Figure collection entries
------------------------

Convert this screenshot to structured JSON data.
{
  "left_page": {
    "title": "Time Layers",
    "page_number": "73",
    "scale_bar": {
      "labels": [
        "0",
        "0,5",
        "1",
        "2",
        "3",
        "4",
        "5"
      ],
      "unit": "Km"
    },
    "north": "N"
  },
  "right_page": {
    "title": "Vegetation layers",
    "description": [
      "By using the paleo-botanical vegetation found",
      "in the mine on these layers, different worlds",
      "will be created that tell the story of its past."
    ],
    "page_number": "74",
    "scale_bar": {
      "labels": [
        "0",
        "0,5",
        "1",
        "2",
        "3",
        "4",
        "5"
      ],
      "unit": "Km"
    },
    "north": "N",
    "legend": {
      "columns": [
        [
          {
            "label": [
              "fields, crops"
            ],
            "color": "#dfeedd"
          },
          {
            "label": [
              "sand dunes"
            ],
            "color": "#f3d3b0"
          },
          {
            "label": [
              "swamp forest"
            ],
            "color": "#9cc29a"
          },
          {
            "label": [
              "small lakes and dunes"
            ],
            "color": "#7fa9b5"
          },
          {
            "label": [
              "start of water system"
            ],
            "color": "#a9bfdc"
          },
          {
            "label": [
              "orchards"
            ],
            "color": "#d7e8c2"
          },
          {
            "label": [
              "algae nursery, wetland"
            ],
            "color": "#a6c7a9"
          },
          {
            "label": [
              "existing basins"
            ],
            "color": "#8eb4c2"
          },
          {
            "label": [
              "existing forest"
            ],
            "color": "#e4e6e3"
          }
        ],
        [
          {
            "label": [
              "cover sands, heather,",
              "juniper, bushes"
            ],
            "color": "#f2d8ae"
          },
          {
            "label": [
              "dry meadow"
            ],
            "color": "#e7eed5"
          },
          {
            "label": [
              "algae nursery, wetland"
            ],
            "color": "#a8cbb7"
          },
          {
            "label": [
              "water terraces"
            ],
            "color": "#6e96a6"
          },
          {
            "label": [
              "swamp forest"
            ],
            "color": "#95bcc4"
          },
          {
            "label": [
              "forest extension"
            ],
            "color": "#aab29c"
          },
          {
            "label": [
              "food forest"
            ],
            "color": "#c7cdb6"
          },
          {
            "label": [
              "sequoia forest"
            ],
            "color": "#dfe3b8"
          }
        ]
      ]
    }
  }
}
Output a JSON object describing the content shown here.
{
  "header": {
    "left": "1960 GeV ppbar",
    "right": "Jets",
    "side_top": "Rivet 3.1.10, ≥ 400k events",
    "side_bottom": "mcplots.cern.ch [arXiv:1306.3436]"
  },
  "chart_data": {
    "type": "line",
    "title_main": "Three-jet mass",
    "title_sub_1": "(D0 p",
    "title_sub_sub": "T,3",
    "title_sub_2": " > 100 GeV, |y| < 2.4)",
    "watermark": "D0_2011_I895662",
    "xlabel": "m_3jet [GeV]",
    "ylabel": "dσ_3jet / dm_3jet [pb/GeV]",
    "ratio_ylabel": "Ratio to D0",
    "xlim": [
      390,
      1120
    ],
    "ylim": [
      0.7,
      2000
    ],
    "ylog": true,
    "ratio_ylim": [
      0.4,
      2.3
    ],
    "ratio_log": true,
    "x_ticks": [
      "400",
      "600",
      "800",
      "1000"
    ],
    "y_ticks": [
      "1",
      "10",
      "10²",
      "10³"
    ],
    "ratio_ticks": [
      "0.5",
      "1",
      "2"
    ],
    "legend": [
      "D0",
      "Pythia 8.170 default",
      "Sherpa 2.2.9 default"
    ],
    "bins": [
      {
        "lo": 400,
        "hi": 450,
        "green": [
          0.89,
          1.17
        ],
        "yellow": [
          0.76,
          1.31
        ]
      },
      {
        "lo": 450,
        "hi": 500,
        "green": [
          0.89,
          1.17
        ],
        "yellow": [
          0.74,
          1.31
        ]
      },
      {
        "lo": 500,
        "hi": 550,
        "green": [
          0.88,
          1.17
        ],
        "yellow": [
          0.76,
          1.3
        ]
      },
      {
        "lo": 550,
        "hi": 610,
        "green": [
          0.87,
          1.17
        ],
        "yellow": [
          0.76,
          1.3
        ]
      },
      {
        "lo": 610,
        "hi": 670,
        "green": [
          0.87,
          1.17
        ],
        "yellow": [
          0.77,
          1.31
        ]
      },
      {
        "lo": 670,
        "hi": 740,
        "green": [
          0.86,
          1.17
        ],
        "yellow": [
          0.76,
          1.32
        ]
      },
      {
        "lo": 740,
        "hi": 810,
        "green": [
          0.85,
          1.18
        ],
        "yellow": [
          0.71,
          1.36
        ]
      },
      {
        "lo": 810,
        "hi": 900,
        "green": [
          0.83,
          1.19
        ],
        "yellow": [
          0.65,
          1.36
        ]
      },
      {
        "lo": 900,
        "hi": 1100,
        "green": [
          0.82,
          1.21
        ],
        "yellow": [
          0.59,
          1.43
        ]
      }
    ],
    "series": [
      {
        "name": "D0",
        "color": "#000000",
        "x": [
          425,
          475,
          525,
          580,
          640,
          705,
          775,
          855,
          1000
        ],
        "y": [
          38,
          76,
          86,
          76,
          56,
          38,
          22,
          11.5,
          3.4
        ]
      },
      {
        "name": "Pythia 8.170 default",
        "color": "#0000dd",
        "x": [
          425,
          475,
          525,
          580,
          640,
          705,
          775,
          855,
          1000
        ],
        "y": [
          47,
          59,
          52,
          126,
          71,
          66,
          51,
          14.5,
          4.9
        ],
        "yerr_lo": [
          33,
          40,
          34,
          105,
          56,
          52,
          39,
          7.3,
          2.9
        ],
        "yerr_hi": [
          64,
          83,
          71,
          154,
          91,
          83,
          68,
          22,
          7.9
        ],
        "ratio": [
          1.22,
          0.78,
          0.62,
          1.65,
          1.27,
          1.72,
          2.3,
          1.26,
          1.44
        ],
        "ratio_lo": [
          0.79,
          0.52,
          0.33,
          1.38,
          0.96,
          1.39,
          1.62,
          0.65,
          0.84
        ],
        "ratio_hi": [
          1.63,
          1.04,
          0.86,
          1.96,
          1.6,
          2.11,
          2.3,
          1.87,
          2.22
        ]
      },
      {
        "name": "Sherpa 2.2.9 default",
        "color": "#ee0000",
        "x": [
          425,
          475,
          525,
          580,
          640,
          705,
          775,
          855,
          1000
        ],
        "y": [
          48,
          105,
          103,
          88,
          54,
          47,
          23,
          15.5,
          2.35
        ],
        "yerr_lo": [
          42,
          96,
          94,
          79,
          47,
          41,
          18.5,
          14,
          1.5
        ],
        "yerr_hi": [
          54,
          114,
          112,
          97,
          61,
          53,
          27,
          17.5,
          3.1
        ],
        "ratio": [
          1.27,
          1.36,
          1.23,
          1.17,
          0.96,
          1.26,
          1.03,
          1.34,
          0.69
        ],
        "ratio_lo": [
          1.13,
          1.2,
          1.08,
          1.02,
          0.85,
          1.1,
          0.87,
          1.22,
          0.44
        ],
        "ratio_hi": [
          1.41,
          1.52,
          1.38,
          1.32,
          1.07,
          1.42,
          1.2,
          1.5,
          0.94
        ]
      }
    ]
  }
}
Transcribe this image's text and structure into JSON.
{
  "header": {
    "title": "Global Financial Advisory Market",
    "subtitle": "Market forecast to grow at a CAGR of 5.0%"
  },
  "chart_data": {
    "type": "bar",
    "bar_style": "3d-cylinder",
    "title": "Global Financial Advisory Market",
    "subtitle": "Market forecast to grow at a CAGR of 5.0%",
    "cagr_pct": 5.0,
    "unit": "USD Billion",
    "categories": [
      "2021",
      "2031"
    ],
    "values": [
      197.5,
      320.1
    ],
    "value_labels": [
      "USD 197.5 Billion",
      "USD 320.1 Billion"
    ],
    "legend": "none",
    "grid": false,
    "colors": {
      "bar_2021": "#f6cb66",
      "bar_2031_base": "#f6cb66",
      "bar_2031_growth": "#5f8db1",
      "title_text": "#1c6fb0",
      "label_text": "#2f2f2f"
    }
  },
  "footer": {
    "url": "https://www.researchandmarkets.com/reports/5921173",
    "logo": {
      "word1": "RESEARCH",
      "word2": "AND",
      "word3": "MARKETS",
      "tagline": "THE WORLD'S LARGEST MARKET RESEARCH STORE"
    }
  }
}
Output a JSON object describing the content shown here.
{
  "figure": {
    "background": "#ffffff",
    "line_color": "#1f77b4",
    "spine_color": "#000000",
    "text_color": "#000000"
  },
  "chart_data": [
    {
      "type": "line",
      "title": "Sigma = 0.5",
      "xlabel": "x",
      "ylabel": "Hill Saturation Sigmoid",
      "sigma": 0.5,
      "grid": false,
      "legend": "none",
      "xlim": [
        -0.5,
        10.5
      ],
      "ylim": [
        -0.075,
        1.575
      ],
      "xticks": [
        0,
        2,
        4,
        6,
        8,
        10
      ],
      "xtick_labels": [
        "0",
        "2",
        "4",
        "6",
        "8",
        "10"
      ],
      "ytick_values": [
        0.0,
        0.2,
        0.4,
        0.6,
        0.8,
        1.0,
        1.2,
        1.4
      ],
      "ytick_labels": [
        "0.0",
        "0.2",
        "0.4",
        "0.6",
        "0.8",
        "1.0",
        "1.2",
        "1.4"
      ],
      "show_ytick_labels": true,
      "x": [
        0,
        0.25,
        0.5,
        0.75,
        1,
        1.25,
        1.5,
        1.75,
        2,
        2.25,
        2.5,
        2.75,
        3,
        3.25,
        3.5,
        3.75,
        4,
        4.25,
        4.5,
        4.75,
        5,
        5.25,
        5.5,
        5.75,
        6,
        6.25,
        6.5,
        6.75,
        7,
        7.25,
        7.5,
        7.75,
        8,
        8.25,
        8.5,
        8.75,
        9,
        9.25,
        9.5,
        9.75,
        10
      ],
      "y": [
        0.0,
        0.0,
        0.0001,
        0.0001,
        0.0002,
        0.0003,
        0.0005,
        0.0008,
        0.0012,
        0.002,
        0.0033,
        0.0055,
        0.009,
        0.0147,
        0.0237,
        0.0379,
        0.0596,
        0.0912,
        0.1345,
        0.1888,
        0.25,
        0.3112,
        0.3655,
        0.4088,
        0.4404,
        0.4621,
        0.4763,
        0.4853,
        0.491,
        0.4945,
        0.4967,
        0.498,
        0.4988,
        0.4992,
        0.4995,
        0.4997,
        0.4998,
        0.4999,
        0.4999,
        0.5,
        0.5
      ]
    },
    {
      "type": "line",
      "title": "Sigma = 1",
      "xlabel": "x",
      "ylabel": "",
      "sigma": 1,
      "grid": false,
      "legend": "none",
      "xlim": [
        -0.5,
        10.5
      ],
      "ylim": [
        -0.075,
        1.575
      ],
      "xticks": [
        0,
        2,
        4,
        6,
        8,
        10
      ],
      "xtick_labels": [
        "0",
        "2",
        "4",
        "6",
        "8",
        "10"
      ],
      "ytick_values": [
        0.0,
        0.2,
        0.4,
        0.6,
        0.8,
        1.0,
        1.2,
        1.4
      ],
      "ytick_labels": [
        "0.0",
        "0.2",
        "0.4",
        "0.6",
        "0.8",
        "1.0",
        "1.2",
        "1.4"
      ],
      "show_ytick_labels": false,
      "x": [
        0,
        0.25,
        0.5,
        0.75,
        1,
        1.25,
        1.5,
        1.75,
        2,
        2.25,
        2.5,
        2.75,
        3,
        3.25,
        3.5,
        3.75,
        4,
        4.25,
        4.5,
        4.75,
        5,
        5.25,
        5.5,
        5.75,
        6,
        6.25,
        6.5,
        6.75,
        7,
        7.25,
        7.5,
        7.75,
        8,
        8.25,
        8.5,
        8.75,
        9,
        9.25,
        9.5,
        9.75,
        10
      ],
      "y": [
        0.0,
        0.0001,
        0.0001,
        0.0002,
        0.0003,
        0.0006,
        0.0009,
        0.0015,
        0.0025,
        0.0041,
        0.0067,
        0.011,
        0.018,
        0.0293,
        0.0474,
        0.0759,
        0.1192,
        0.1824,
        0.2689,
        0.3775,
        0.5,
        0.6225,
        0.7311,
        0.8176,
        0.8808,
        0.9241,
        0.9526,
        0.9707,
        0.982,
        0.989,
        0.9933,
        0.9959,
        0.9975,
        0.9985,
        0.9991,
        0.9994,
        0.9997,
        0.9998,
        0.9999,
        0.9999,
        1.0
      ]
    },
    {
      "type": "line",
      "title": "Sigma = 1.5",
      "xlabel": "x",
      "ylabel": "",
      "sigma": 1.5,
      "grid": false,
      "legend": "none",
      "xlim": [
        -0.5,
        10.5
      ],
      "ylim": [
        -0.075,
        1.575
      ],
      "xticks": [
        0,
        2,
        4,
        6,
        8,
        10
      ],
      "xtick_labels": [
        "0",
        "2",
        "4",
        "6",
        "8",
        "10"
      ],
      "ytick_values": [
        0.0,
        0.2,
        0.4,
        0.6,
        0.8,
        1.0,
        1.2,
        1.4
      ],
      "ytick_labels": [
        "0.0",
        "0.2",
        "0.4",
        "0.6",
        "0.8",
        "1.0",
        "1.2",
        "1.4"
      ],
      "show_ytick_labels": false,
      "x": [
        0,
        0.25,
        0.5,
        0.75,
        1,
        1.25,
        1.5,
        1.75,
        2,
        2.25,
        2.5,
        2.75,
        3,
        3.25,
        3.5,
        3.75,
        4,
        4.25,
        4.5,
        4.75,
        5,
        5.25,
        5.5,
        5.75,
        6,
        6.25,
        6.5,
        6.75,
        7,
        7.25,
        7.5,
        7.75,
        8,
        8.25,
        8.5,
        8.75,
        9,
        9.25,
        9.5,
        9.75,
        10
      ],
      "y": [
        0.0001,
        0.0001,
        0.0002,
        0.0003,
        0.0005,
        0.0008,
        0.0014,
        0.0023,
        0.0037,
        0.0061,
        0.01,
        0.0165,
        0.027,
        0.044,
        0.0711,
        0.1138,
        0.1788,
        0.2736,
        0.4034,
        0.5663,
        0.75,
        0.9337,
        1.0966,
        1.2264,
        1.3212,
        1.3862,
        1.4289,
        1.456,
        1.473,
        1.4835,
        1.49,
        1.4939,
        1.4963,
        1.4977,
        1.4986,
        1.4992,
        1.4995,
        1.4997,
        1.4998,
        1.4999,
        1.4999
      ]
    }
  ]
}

------------------------

Instructions for the task: Consider the entries above and return each line with the string "name".

Exercise output:
        "name": "D0",
        "name": "Pythia 8.170 default",
        "name": "Sherpa 2.2.9 default",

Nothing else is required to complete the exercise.